### GIVEN RECORDS
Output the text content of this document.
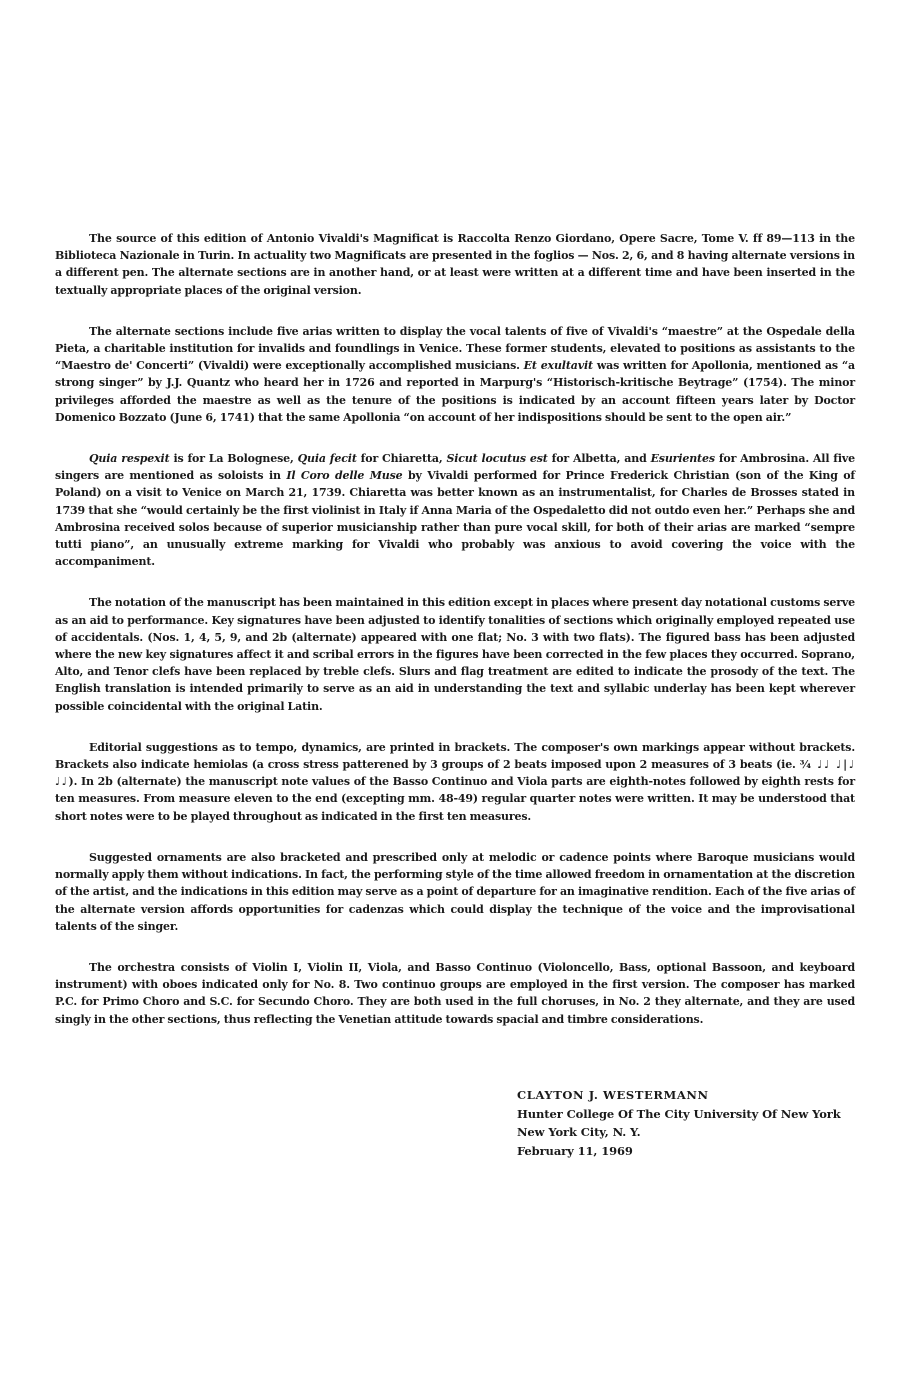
The source of this edition of Antonio Vivaldi's Magnificat is Raccolta Renzo Giordano, Opere Sacre, Tome V. ff 89—113 in the Biblioteca Nazionale in Turin. In actuality two Magnificats are presented in the foglios — Nos. 2, 6, and 8 having alternate versions in a different pen. The alternate sections are in another hand, or at least were written at a different time and have been inserted in the textually appropriate places of the original version.

The alternate sections include five arias written to display the vocal talents of five of Vivaldi's “maestre” at the Ospedale della Pieta, a charitable institution for invalids and foundlings in Venice. These former students, elevated to positions as assistants to the “Maestro de' Concerti” (Vivaldi) were exceptionally accomplished musicians. Et exultavit was written for Apollonia, mentioned as “a strong singer” by J.J. Quantz who heard her in 1726 and reported in Marpurg's “Historisch-kritische Beytrage” (1754). The minor privileges afforded the maestre as well as the tenure of the positions is indicated by an account fifteen years later by Doctor Domenico Bozzato (June 6, 1741) that the same Apollonia “on account of her indispositions should be sent to the open air.”

Quia respexit is for La Bolognese, Quia fecit for Chiaretta, Sicut locutus est for Albetta, and Esurientes for Ambrosina. All five singers are mentioned as soloists in Il Coro delle Muse by Vivaldi performed for Prince Frederick Christian (son of the King of Poland) on a visit to Venice on March 21, 1739. Chiaretta was better known as an instrumentalist, for Charles de Brosses stated in 1739 that she “would certainly be the first violinist in Italy if Anna Maria of the Ospedaletto did not outdo even her.” Perhaps she and Ambrosina received solos because of superior musicianship rather than pure vocal skill, for both of their arias are marked “sempre tutti piano”, an unusually extreme marking for Vivaldi who probably was anxious to avoid covering the voice with the accompaniment.

The notation of the manuscript has been maintained in this edition except in places where present day notational customs serve as an aid to performance. Key signatures have been adjusted to identify tonalities of sections which originally employed repeated use of accidentals. (Nos. 1, 4, 5, 9, and 2b (alternate) appeared with one flat; No. 3 with two flats). The figured bass has been adjusted where the new key signatures affect it and scribal errors in the figures have been corrected in the few places they occurred. Soprano, Alto, and Tenor clefs have been replaced by treble clefs. Slurs and flag treatment are edited to indicate the prosody of the text. The English translation is intended primarily to serve as an aid in understanding the text and syllabic underlay has been kept wherever possible coincidental with the original Latin.

Editorial suggestions as to tempo, dynamics, are printed in brackets. The composer's own markings appear without brackets. Brackets also indicate hemiolas (a cross stress patterened by 3 groups of 2 beats imposed upon 2 measures of 3 beats (ie. ¾ ♩♩ ♩|♩ ♩♩). In 2b (alternate) the manuscript note values of the Basso Continuo and Viola parts are eighth-notes followed by eighth rests for ten measures. From measure eleven to the end (excepting mm. 48-49) regular quarter notes were written. It may be understood that short notes were to be played throughout as indicated in the first ten measures.

Suggested ornaments are also bracketed and prescribed only at melodic or cadence points where Baroque musicians would normally apply them without indications. In fact, the performing style of the time allowed freedom in ornamentation at the discretion of the artist, and the indications in this edition may serve as a point of departure for an imaginative rendition. Each of the five arias of the alternate version affords opportunities for cadenzas which could display the technique of the voice and the improvisational talents of the singer.

The orchestra consists of Violin I, Violin II, Viola, and Basso Continuo (Violoncello, Bass, optional Bassoon, and keyboard instrument) with oboes indicated only for No. 8. Two continuo groups are employed in the first version. The composer has marked P.C. for Primo Choro and S.C. for Secundo Choro. They are both used in the full choruses, in No. 2 they alternate, and they are used singly in the other sections, thus reflecting the Venetian attitude towards spacial and timbre considerations.

CLAYTON J. WESTERMANN
Hunter College Of The City University Of New York
New York City, N. Y.
February 11, 1969
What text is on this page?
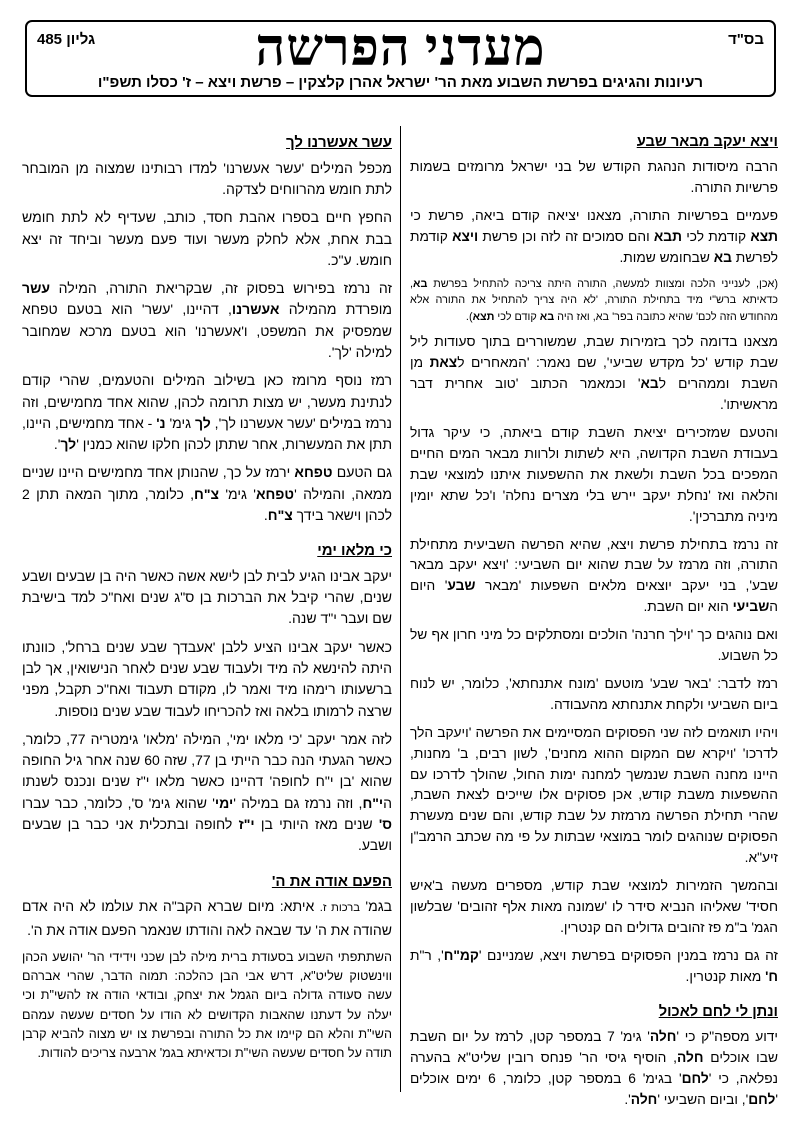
בס"ד
גליון 485	מעדני הפרשה
רעיונות והגיגים בפרשת השבוע מאת הר' ישראל אהרן קלצקין – פרשת ויצא – ז' כסלו תשפ"ו
ויצא יעקב מבאר שבע

הרבה מיסודות הנהגת הקודש של בני ישראל מרומזים בשמות פרשיות התורה.

פעמיים בפרשיות התורה, מצאנו יציאה קודם ביאה, פרשת כי תצא קודמת לכי תבא והם סמוכים זה לזה וכן פרשת ויצא קודמת לפרשת בא שבחומש שמות.

(אכן, לענייני הלכה ומצוות למעשה, התורה היתה צריכה להתחיל בפרשת בא, כדאיתא ברש"י מיד בתחילת התורה, 'לא היה צריך להתחיל את התורה אלא מהחודש הזה לכם' שהיא כתובה בפר' בא, ואז היה בא קודם לכי תצא).

מצאנו בדומה לכך בזמירות שבת, שמשוררים בתוך סעודות ליל שבת קודש 'כל מקדש שביעי', שם נאמר: 'המאחרים לצאת מן השבת וממהרים לבא' וכמאמר הכתוב 'טוב אחרית דבר מראשיתו'.

והטעם שמזכירים יציאת השבת קודם ביאתה, כי עיקר גדול בעבודת השבת הקדושה, היא לשתות ולרוות מבאר המים החיים המפכים בכל השבת ולשאת את ההשפעות איתנו למוצאי שבת והלאה ואז 'נחלת יעקב יירש בלי מצרים נחלה' ו'כל שתא יומין מיניה מתברכין'.

זה נרמז בתחילת פרשת ויצא, שהיא הפרשה השביעית מתחילת התורה, וזה מרמז על שבת שהוא יום השביעי: 'ויצא יעקב מבאר שבע', בני יעקב יוצאים מלאים השפעות 'מבאר שבע' היום השביעי הוא יום השבת.

ואם נוהגים כך 'וילך חרנה' הולכים ומסתלקים כל מיני חרון אף של כל השבוע.

רמז לדבר: 'באר שבע' מוטעם 'מונח אתנחתא', כלומר, יש לנוח ביום השביעי ולקחת אתנחתא מהעבודה.

ויהיו תואמים לזה שני הפסוקים המסיימים את הפרשה 'ויעקב הלך לדרכו' 'ויקרא שם המקום ההוא מחנים', לשון רבים, ב' מחנות, היינו מחנה השבת שנמשך למחנה ימות החול, שהולך לדרכו עם ההשפעות משבת קודש, אכן פסוקים אלו שייכים לצאת השבת, שהרי תחילת הפרשה מרמזת על שבת קודש, והם שנים מעשרת הפסוקים שנוהגים לומר במוצאי שבתות על פי מה שכתב הרמב"ן זיע"א.

ובהמשך הזמירות למוצאי שבת קודש, מספרים מעשה ב'איש חסיד' שאליהו הנביא סידר לו 'שמונה מאות אלף זהובים' שבלשון הגמ' ב"מ פז זהובים גדולים הם קנטרין.

זה גם נרמז במנין הפסוקים בפרשת ויצא, שמניינם 'קמ"ח', ר"ת ח' מאות קנטרין.

ונתן לי לחם לאכול

ידוע מספה"ק כי 'חלה' גימ' 7 במספר קטן, לרמז על יום השבת שבו אוכלים חלה, הוסיף גיסי הר' פנחס רובין שליט"א בהערה נפלאה, כי 'לחם' בגימ' 6 במספר קטן, כלומר, 6 ימים אוכלים 'לחם', וביום השביעי 'חלה'.

עשר אעשרנו לך

מכפל המילים 'עשר אעשרנו' למדו רבותינו שמצוה מן המובחר לתת חומש מהרווחים לצדקה.

החפץ חיים בספרו אהבת חסד, כותב, שעדיף לא לתת חומש בבת אחת, אלא לחלק מעשר ועוד פעם מעשר וביחד זה יצא חומש. ע"כ.

זה נרמז בפירוש בפסוק זה, שבקריאת התורה, המילה עשר מופרדת מהמילה אעשרנו, דהיינו, 'עשר' הוא בטעם טפחא שמפסיק את המשפט, ו'אעשרנו' הוא בטעם מרכא שמחובר למילה 'לך'.

רמז נוסף מרומז כאן בשילוב המילים והטעמים, שהרי קודם לנתינת מעשר, יש מצות תרומה לכהן, שהוא אחד מחמישים, וזה נרמז במילים 'עשר אעשרנו לך', לך גימ' נ' - אחד מחמישים, היינו, תתן את המעשרות, אחר שתתן לכהן חלקו שהוא כמנין 'לך'.

גם הטעם טפחא ירמז על כך, שהנותן אחד מחמישים היינו שניים ממאה, והמילה 'טפחא' גימ' צ"ח, כלומר, מתוך המאה תתן 2 לכהן וישאר בידך צ"ח.

כי מלאו ימי

יעקב אבינו הגיע לבית לבן לישא אשה כאשר היה בן שבעים ושבע שנים, שהרי קיבל את הברכות בן ס"ג שנים ואח"כ למד בישיבת שם ועבר י"ד שנה.

כאשר יעקב אבינו הציע ללבן 'אעבדך שבע שנים ברחל', כוונתו היתה להינשא לה מיד ולעבוד שבע שנים לאחר הנישואין, אך לבן ברשעותו רימהו מיד ואמר לו, מקודם תעבוד ואח"כ תקבל, מפני שרצה לרמותו בלאה ואז להכריחו לעבוד שבע שנים נוספות.

לזה אמר יעקב 'כי מלאו ימי', המילה 'מלאו' גימטריה 77, כלומר, כאשר הגעתי הנה כבר הייתי בן 77, שזה 60 שנה אחר גיל החופה שהוא 'בן י"ח לחופה' דהיינו כאשר מלאו י"ז שנים ונכנס לשנתו הי"ח, וזה נרמז גם במילה 'ימי' שהוא גימ' ס', כלומר, כבר עברו ס' שנים מאז היותי בן י"ז לחופה ובתכלית אני כבר בן שבעים ושבע.

הפעם אודה את ה'

בגמ' ברכות ז. איתא: מיום שברא הקב"ה את עולמו לא היה אדם שהודה את ה' עד שבאה לאה והודתו שנאמר הפעם אודה את ה'.

השתתפתי השבוע בסעודת ברית מילה לבן שכני וידידי הר' יהושע הכהן ווינשטוק שליט"א, דרש אבי הבן כהלכה: תמוה הדבר, שהרי אברהם עשה סעודה גדולה ביום הגמל את יצחק, ובודאי הודה אז להשי"ת וכי יעלה על דעתנו שהאבות הקדושים לא הודו על חסדים שעשה עמהם השי"ת והלא הם קיימו את כל התורה ובפרשת צו יש מצוה להביא קרבן תודה על חסדים שעשה השי"ת וכדאיתא בגמ' ארבעה צריכים להודות.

### YOUR OBJECTIVE
Locate and copy each line in the data above that includes the word "מחמישים".

### WRITTEN ANSWER
רמז נוסף מרומז כאן בשילוב המילים והטעמים, שהרי קודם לנתינת מעשר, יש מצות תרומה לכהן, שהוא אחד מחמישים, וזה נרמז במילים 'עשר אעשרנו לך', לך גימ' נ' - אחד מחמישים, היינו, תתן את המעשרות, אחר שתתן לכהן חלקו שהוא כמנין 'לך'.
גם הטעם טפחא ירמז על כך, שהנותן אחד מחמישים היינו שניים ממאה, והמילה 'טפחא' גימ' צ"ח, כלומר, מתוך המאה תתן 2 לכהן וישאר בידך צ"ח.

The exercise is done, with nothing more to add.